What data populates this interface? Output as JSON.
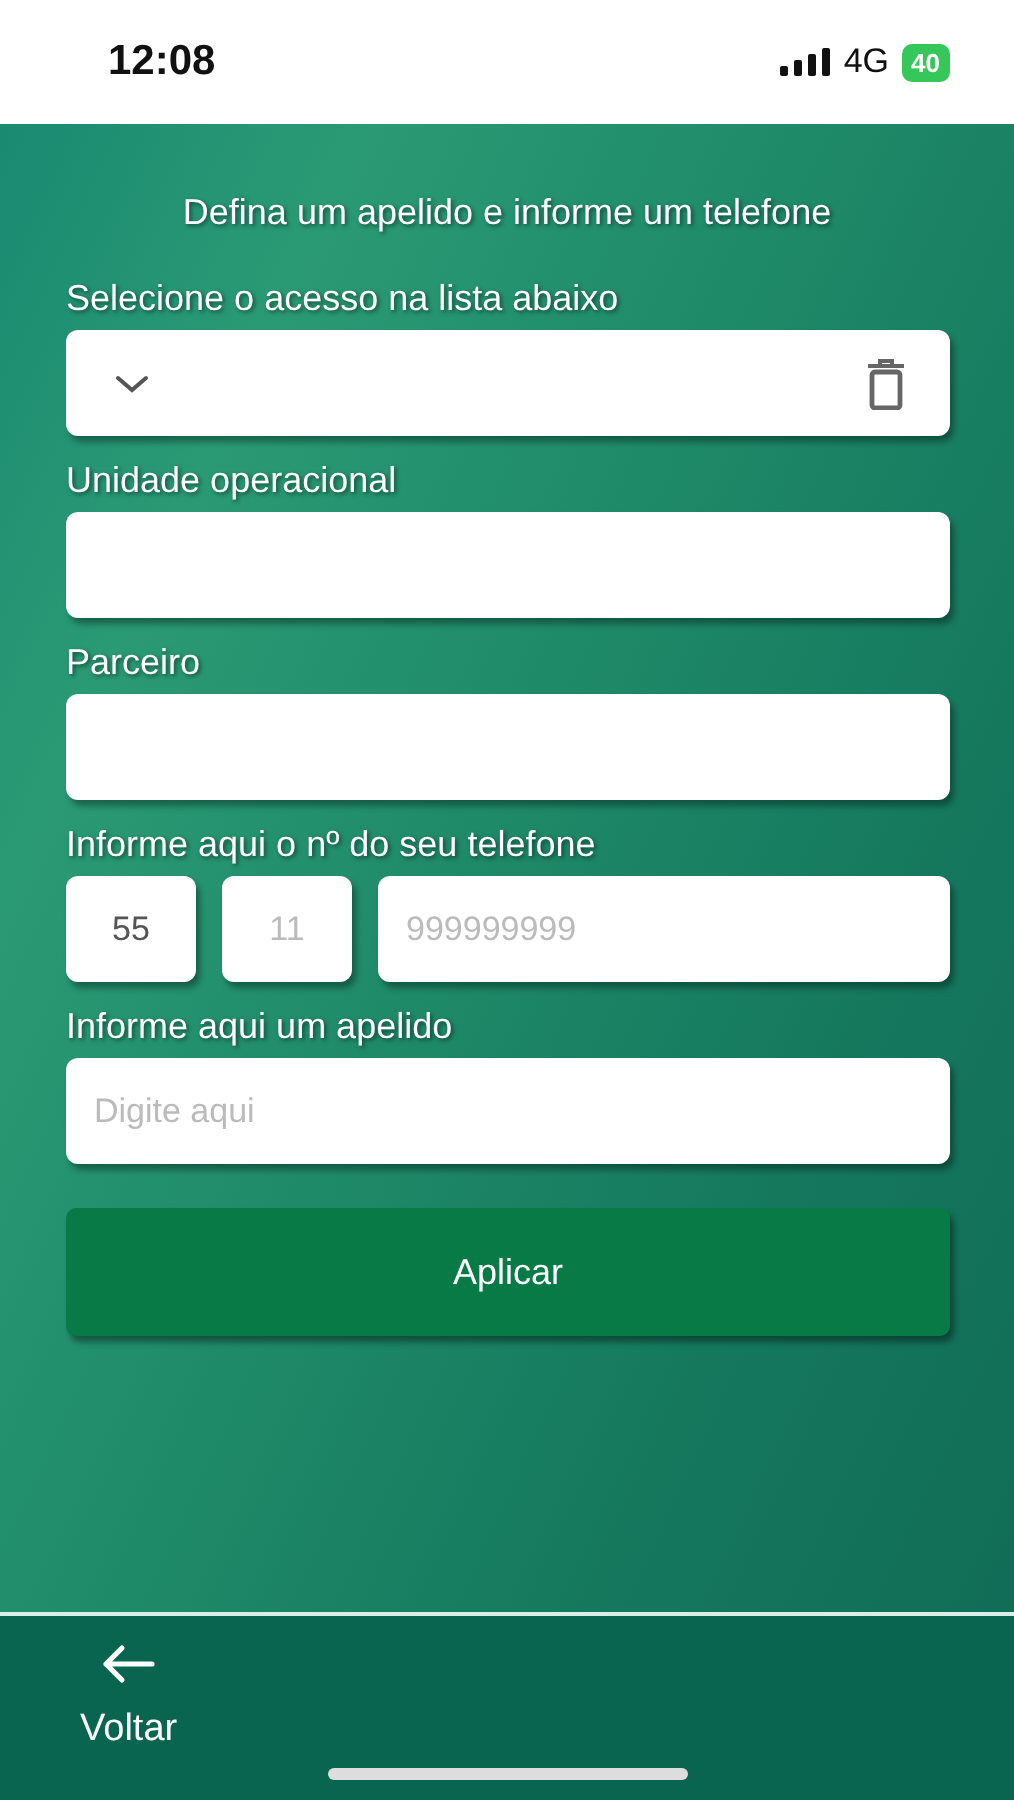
{
  "status_bar": {
    "time": "12:08",
    "network": "4G",
    "battery": "40"
  },
  "title": "Defina um apelido e informe um telefone",
  "access_select": {
    "label": "Selecione o acesso na lista abaixo"
  },
  "unit_field": {
    "label": "Unidade operacional"
  },
  "partner_field": {
    "label": "Parceiro"
  },
  "phone": {
    "label": "Informe aqui o nº do seu telefone",
    "country_code": {
      "value": "55"
    },
    "area_code": {
      "placeholder": "11"
    },
    "number": {
      "placeholder": "999999999"
    }
  },
  "nickname_field": {
    "label": "Informe aqui um apelido",
    "placeholder": "Digite aqui"
  },
  "apply_button": "Aplicar",
  "bottom_nav": {
    "back": "Voltar"
  }
}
□ □ □ □ □
> **Problem to solve**: Omit every picture, and otherwise quote the entries exactly.

> **Final result**:
What data populates this interface? Output as JSON.
{
  "status_bar": {
    "time": "12:08",
    "network": "4G",
    "battery": "40"
  },
  "title": "Defina um apelido e informe um telefone",
  "access_select": {
    "label": "Selecione o acesso na lista abaixo"
  },
  "unit_field": {
    "label": "Unidade operacional"
  },
  "partner_field": {
    "label": "Parceiro"
  },
  "phone": {
    "label": "Informe aqui o nº do seu telefone",
    "country_code": {
      "value": "55"
    },
    "area_code": {
      "placeholder": "11"
    },
    "number": {
      "placeholder": "999999999"
    }
  },
  "nickname_field": {
    "label": "Informe aqui um apelido",
    "placeholder": "Digite aqui"
  },
  "apply_button": "Aplicar",
  "bottom_nav": {
    "back": "Voltar"
  }
}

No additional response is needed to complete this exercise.